Dataset entries on figures
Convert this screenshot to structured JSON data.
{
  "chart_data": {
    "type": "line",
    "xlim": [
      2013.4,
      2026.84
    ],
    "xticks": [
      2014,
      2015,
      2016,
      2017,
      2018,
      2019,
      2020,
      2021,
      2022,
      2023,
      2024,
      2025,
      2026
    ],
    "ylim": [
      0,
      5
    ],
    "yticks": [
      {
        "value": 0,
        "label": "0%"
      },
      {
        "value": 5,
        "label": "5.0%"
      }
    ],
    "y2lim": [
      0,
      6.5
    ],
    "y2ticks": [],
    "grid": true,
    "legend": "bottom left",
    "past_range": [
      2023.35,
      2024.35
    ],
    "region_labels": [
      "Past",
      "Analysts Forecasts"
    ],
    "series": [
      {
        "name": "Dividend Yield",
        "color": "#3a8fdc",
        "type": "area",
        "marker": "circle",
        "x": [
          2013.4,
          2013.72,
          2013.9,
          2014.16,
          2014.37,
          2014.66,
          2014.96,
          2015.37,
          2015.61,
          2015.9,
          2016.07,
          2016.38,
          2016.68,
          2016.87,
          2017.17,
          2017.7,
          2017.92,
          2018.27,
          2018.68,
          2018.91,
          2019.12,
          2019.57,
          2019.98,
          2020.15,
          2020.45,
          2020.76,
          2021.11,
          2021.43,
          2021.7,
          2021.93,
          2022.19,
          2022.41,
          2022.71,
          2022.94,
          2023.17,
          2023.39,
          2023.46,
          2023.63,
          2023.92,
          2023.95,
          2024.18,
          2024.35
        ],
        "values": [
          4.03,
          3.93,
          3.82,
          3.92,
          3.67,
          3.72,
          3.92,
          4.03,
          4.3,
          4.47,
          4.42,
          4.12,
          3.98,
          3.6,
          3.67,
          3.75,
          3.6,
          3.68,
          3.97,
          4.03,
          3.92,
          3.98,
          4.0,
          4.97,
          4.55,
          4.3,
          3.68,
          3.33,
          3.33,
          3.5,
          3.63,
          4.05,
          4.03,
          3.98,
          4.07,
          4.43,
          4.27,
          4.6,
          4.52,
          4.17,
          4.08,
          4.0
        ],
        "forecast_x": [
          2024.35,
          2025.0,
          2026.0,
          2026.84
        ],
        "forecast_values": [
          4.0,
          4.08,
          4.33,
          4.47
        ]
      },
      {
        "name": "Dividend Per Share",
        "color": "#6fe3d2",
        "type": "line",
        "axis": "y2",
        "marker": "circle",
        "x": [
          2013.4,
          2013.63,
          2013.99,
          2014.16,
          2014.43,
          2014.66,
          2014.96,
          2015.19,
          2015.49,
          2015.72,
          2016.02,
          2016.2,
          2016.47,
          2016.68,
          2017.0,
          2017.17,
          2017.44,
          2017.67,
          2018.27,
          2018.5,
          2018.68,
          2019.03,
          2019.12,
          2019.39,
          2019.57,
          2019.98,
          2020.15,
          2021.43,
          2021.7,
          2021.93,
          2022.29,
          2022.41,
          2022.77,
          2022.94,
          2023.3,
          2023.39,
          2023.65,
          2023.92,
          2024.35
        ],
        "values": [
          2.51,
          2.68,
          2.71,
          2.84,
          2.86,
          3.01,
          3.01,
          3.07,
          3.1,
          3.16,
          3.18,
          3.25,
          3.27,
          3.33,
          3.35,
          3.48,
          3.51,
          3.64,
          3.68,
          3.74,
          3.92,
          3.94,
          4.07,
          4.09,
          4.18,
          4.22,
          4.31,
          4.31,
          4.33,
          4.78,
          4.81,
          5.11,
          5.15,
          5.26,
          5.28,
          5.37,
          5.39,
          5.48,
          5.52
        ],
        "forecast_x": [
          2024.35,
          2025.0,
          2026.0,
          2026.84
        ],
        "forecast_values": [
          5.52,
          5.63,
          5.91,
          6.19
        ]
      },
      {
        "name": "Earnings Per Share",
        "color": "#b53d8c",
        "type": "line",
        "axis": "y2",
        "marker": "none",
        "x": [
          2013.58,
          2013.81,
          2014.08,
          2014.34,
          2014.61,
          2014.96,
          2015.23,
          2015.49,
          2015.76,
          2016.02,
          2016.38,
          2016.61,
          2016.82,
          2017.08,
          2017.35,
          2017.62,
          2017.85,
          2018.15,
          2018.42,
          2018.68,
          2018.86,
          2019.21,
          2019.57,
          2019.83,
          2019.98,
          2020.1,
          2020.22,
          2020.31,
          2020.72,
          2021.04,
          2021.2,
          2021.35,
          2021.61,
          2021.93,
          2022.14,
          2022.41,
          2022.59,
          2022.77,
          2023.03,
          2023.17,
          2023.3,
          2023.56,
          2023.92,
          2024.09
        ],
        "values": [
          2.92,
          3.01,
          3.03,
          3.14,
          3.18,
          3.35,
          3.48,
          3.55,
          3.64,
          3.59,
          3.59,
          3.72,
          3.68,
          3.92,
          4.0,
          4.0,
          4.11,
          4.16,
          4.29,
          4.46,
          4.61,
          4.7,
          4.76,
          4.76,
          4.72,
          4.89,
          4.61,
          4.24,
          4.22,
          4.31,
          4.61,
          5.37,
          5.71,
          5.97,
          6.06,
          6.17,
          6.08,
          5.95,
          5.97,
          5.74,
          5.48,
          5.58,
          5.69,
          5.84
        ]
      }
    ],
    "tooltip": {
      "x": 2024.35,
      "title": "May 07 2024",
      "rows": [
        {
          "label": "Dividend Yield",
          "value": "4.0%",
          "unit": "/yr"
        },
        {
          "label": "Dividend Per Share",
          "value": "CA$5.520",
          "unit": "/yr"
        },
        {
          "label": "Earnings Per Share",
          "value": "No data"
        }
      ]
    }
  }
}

## [Request]
Copy every line of the data that holds the string "Yield".

## [Output for this exercise]
        "name": "Dividend Yield",
          "label": "Dividend Yield",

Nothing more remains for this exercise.